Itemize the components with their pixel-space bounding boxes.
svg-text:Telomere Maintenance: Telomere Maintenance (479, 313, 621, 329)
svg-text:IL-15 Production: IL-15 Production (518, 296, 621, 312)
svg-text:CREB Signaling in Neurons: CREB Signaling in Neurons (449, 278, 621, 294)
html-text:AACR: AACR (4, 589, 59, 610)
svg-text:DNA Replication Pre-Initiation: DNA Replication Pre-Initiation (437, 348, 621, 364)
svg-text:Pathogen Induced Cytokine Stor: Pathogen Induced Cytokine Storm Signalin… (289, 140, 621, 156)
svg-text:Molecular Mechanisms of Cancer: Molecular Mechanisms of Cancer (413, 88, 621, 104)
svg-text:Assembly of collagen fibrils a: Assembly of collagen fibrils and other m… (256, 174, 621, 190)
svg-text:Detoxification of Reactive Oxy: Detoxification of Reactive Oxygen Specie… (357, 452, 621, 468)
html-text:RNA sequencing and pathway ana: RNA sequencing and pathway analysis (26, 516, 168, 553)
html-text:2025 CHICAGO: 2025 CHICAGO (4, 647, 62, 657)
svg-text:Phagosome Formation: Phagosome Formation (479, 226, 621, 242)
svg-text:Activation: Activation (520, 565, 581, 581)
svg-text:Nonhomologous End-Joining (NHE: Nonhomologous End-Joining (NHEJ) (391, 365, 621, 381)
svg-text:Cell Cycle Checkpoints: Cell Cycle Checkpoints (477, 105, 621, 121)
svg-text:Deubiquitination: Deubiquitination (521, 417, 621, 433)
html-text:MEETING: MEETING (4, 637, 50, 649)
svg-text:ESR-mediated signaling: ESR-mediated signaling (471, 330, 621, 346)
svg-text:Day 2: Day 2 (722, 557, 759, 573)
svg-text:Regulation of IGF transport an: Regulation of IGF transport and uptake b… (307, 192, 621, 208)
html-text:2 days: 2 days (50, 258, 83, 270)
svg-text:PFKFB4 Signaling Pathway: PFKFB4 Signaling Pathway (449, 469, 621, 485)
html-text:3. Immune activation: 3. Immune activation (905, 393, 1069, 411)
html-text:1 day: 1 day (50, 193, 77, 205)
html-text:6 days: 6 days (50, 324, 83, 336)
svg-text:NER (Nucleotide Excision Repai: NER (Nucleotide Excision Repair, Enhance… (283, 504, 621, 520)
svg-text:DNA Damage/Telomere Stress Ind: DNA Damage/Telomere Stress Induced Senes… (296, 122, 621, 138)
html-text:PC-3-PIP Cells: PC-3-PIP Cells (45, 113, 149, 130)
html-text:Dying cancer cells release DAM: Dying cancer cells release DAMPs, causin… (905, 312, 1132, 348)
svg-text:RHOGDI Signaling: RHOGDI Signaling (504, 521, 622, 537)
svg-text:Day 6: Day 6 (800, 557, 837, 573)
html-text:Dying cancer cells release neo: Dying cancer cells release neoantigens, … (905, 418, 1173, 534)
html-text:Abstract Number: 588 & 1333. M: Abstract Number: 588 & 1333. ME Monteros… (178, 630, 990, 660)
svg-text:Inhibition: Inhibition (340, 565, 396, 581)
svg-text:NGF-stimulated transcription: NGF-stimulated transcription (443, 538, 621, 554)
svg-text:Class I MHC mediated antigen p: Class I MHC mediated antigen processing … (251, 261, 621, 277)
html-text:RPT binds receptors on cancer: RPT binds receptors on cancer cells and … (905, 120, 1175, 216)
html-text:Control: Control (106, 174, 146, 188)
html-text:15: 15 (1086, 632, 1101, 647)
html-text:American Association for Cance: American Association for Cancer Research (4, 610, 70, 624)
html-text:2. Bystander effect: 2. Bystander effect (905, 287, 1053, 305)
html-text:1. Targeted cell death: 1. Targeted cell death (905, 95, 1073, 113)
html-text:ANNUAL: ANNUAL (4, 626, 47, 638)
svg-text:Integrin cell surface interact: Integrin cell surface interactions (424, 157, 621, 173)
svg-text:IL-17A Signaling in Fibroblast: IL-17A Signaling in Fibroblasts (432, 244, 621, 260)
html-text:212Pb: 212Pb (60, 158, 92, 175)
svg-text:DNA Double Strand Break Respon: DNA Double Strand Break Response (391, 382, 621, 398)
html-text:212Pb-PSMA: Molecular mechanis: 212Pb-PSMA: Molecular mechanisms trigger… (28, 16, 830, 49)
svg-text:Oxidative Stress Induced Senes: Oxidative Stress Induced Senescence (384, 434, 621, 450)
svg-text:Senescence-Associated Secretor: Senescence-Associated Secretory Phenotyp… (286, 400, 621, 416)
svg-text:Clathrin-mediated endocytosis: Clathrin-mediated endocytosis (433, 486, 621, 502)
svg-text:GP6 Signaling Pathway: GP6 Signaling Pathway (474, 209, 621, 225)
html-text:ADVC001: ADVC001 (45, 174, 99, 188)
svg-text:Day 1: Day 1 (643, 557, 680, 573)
━━━━━━━━
● **WORK TO COMPLETE**
Given the entries above, count how many lines include the word "release"; respond with the number only.

● **TASK RESPONSE**
2